## begin
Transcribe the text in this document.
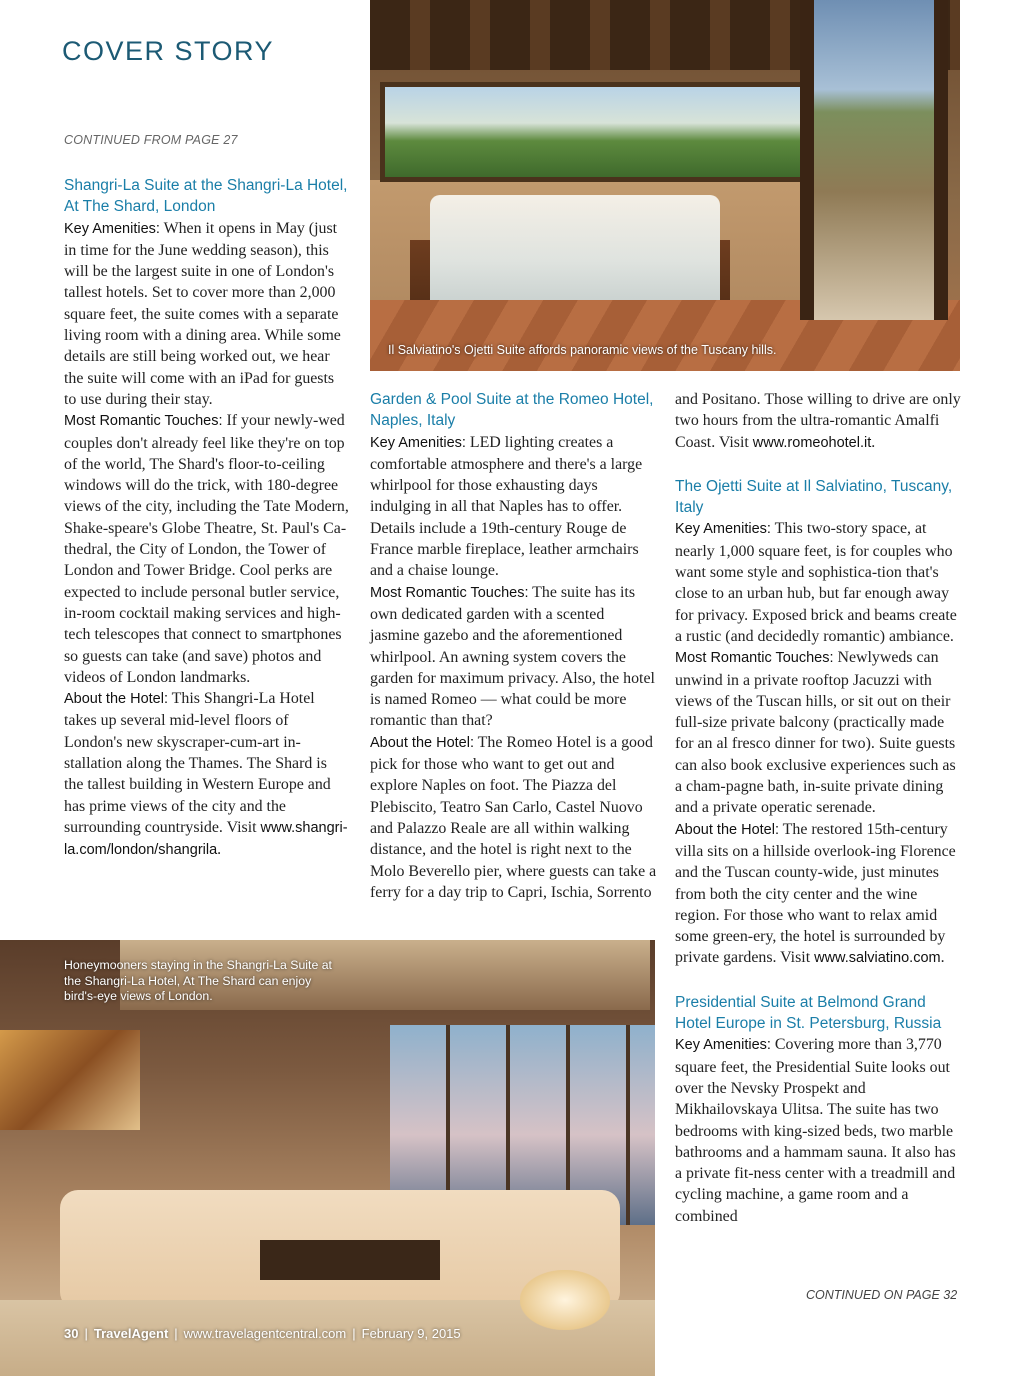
COVER STORY
CONTINUED FROM PAGE 27
Il Salviatino's Ojetti Suite affords panoramic views of the Tuscany hills.

Shangri-La Suite at the Shangri-La Hotel, At The Shard, London

Key Amenities: When it opens in May (just in time for the June wedding season), this will be the largest suite in one of London's tallest hotels. Set to cover more than 2,000 square feet, the suite comes with a separate living room with a dining area. While some details are still being worked out, we hear the suite will come with an iPad for guests to use during their stay.

Most Romantic Touches: If your newly-wed couples don't already feel like they're on top of the world, The Shard's floor-to-ceiling windows will do the trick, with 180-degree views of the city, including the Tate Modern, Shake-speare's Globe Theatre, St. Paul's Ca-thedral, the City of London, the Tower of London and Tower Bridge. Cool perks are expected to include personal butler service, in-room cocktail making services and high-tech telescopes that connect to smartphones so guests can take (and save) photos and videos of London landmarks.

About the Hotel: This Shangri-La Hotel takes up several mid-level floors of London's new skyscraper-cum-art in-stallation along the Thames. The Shard is the tallest building in Western Europe and has prime views of the city and the surrounding countryside. Visit www.shangri-la.com/london/shangrila.

Garden & Pool Suite at the Romeo Hotel, Naples, Italy

Key Amenities: LED lighting creates a comfortable atmosphere and there's a large whirlpool for those exhausting days indulging in all that Naples has to offer. Details include a 19th-century Rouge de France marble fireplace, leather armchairs and a chaise lounge.

Most Romantic Touches: The suite has its own dedicated garden with a scented jasmine gazebo and the aforementioned whirlpool. An awning system covers the garden for maximum privacy. Also, the hotel is named Romeo — what could be more romantic than that?

About the Hotel: The Romeo Hotel is a good pick for those who want to get out and explore Naples on foot. The Piazza del Plebiscito, Teatro San Carlo, Castel Nuovo and Palazzo Reale are all within walking distance, and the hotel is right next to the Molo Beverello pier, where guests can take a ferry for a day trip to Capri, Ischia, Sorrento

and Positano. Those willing to drive are only two hours from the ultra-romantic Amalfi Coast. Visit www.romeohotel.it.

The Ojetti Suite at Il Salviatino, Tuscany, Italy

Key Amenities: This two-story space, at nearly 1,000 square feet, is for couples who want some style and sophistica-tion that's close to an urban hub, but far enough away for privacy. Exposed brick and beams create a rustic (and decidedly romantic) ambiance.

Most Romantic Touches: Newlyweds can unwind in a private rooftop Jacuzzi with views of the Tuscan hills, or sit out on their full-size private balcony (practically made for an al fresco dinner for two). Suite guests can also book exclusive experiences such as a cham-pagne bath, in-suite private dining and a private operatic serenade.

About the Hotel: The restored 15th-century villa sits on a hillside overlook-ing Florence and the Tuscan county-wide, just minutes from both the city center and the wine region. For those who want to relax amid some green-ery, the hotel is surrounded by private gardens. Visit www.salviatino.com.

Presidential Suite at Belmond Grand Hotel Europe in St. Petersburg, Russia

Key Amenities: Covering more than 3,770 square feet, the Presidential Suite looks out over the Nevsky Prospekt and Mikhailovskaya Ulitsa. The suite has two bedrooms with king-sized beds, two marble bathrooms and a hammam sauna. It also has a private fit-ness center with a treadmill and cycling machine, a game room and a combined

CONTINUED ON PAGE 32
Honeymooners staying in the Shangri-La Suite at the Shangri-La Hotel, At The Shard can enjoy bird's-eye views of London.
30 | TravelAgent | www.travelagentcentral.com | February 9, 2015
## end
WORK TO DO
Gather every line from the listing above in which "room" appears, and copy those lines.

WORKED SOLUTION
Key Amenities: When it opens in May (just in time for the June wedding season), this will be the largest suite in one of London's tallest hotels. Set to cover more than 2,000 square feet, the suite comes with a separate living room with a dining area. While some details are still being worked out, we hear the suite will come with an iPad for guests to use during their stay.
Most Romantic Touches: If your newly-wed couples don't already feel like they're on top of the world, The Shard's floor-to-ceiling windows will do the trick, with 180-degree views of the city, including the Tate Modern, Shake-speare's Globe Theatre, St. Paul's Ca-thedral, the City of London, the Tower of London and Tower Bridge. Cool perks are expected to include personal butler service, in-room cocktail making services and high-tech telescopes that connect to smartphones so guests can take (and save) photos and videos of London landmarks.
Key Amenities: Covering more than 3,770 square feet, the Presidential Suite looks out over the Nevsky Prospekt and Mikhailovskaya Ulitsa. The suite has two bedrooms with king-sized beds, two marble bathrooms and a hammam sauna. It also has a private fit-ness center with a treadmill and cycling machine, a game room and a combined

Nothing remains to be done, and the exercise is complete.